:: Work to be completed ::
Using the records below, locate all lines containing "mars" and return them.

++++++

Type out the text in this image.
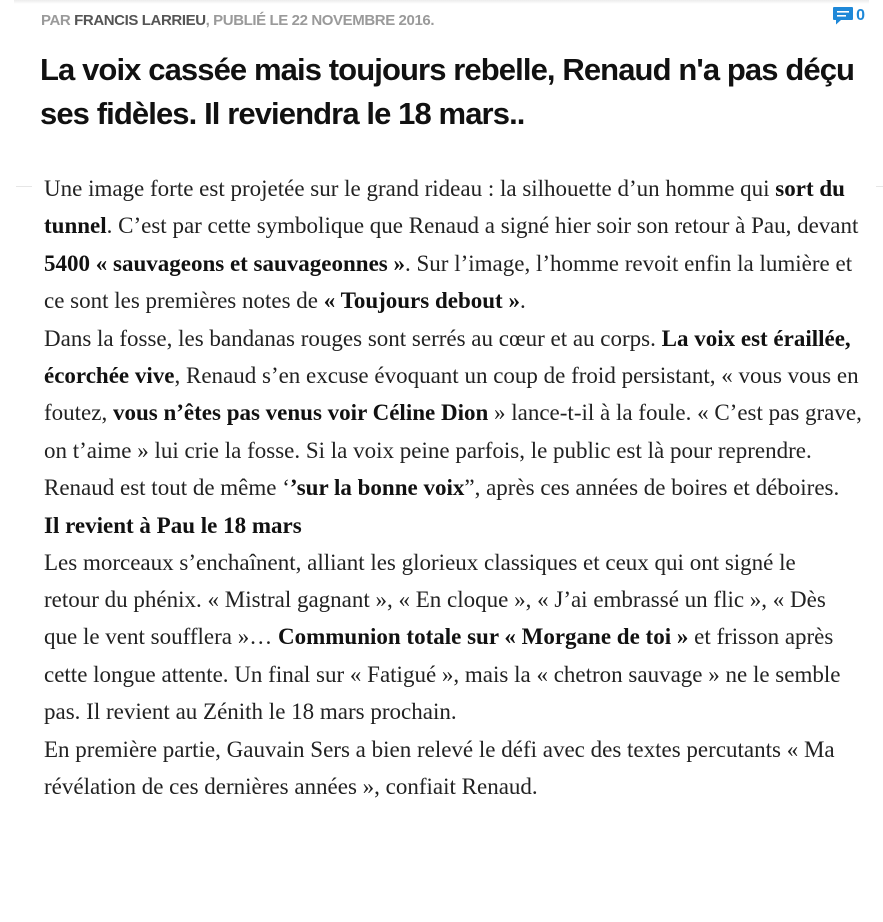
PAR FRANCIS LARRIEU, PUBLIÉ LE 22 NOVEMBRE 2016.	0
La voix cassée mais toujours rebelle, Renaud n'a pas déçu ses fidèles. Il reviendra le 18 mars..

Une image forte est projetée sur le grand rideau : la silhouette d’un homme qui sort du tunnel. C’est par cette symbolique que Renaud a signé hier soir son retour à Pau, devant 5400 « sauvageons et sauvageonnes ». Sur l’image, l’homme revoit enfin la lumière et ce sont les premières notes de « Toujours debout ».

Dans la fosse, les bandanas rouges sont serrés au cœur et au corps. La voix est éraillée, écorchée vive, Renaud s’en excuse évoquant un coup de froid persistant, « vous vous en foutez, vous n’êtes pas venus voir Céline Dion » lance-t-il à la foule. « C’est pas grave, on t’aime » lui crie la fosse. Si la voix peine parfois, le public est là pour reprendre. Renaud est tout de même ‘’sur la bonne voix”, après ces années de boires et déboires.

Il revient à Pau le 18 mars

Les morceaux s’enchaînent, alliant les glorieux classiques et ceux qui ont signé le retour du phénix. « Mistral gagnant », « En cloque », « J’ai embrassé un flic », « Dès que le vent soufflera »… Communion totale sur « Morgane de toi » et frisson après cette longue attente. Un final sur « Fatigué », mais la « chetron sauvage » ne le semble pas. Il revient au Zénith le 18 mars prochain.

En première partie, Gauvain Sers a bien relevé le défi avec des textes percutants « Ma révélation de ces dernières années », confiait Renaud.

++++++

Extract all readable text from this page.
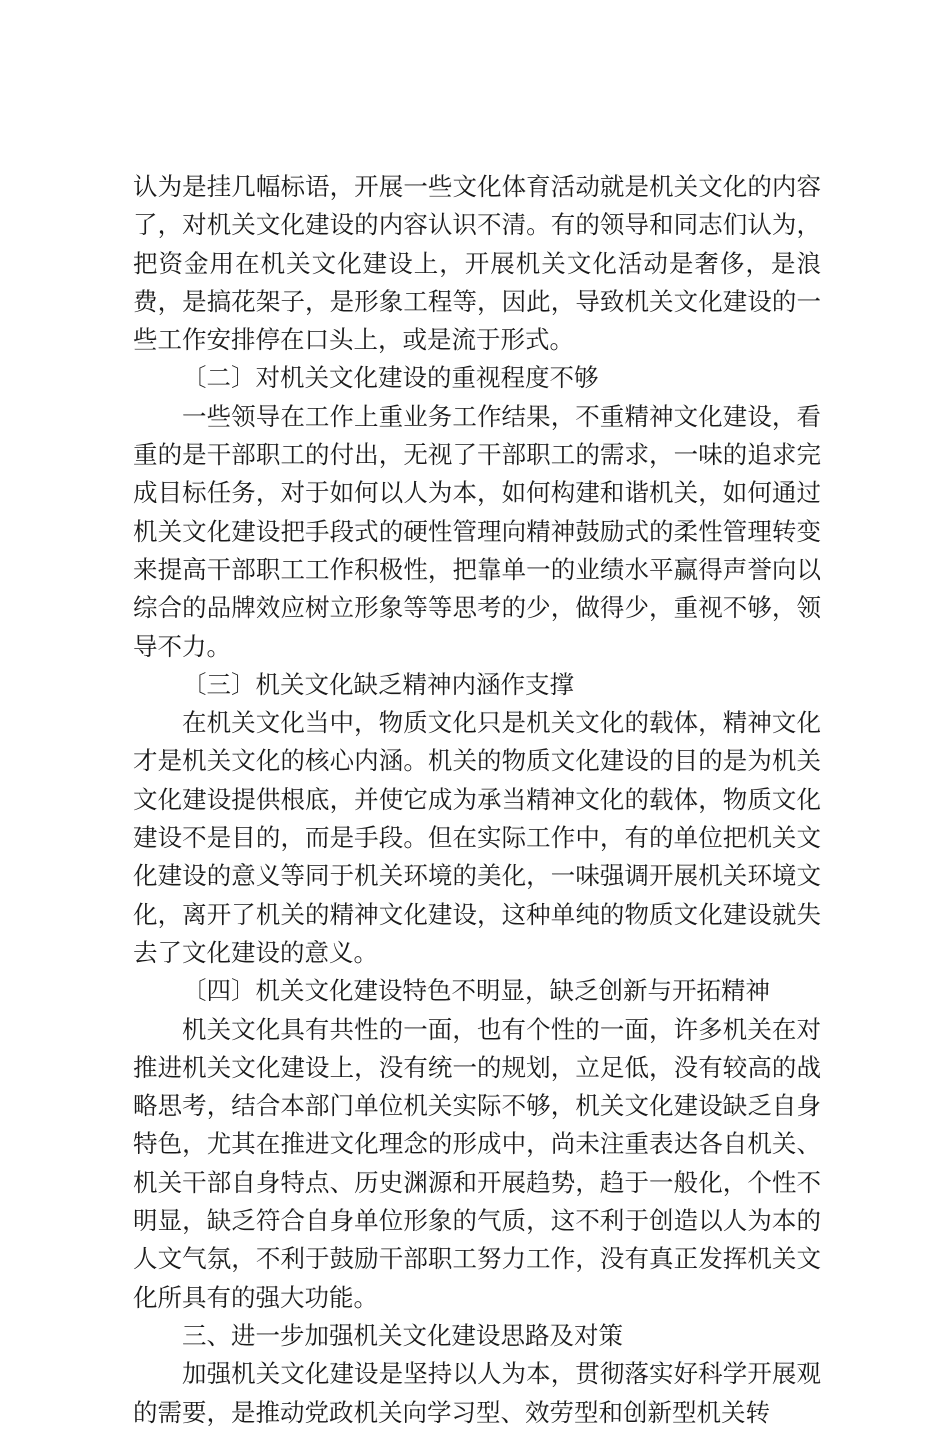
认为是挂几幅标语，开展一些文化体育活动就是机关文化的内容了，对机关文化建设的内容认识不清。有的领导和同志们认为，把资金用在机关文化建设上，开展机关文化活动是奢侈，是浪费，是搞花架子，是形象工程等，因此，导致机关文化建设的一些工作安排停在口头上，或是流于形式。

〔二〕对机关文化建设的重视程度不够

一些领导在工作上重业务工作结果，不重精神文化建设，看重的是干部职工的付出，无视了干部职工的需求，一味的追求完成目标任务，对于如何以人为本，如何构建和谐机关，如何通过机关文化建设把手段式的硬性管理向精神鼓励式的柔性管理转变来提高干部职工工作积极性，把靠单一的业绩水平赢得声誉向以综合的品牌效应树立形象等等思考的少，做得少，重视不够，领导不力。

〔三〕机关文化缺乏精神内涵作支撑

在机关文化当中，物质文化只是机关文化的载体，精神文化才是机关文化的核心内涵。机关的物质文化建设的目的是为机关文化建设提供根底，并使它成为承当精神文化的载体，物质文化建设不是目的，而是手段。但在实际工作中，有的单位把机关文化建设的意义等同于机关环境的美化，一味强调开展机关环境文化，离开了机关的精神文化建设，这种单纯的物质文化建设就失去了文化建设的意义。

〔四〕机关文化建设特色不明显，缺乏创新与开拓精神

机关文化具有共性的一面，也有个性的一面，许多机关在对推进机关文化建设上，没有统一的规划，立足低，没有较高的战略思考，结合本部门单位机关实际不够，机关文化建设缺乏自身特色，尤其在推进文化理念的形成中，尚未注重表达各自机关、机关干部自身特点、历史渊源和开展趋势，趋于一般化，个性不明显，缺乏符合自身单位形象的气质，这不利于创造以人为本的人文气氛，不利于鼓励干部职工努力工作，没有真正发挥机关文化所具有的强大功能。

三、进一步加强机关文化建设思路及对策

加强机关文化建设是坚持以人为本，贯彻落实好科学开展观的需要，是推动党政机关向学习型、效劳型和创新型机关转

++++++

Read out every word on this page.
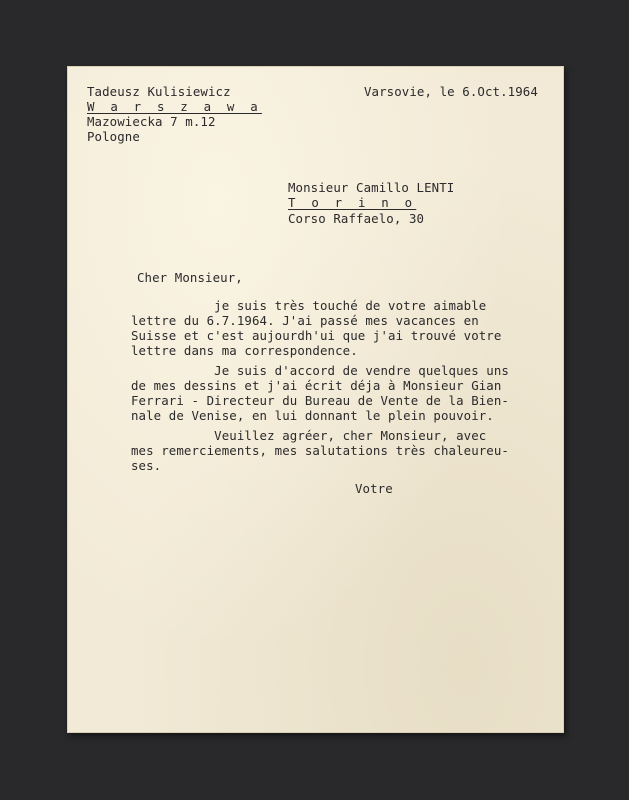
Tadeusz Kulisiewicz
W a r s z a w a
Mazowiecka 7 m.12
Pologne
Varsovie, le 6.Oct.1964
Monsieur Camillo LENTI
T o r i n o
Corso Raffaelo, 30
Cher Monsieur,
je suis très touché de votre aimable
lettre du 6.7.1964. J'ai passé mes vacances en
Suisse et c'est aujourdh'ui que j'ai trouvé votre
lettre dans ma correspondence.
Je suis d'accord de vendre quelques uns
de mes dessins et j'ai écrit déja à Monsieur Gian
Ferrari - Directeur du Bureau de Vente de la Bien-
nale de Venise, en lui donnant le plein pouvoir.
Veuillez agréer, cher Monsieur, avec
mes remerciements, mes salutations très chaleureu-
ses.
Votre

++++++

:: Result below ::
La voix cassée mais toujours rebelle, Renaud n'a pas déçu ses fidèles. Il reviendra le 18 mars..
Il revient à Pau le 18 mars
Les morceaux s’enchaînent, alliant les glorieux classiques et ceux qui ont signé le retour du phénix. « Mistral gagnant », « En cloque », « J’ai embrassé un flic », « Dès que le vent soufflera »… Communion totale sur « Morgane de toi » et frisson après cette longue attente. Un final sur « Fatigué », mais la « chetron sauvage » ne le semble pas. Il revient au Zénith le 18 mars prochain.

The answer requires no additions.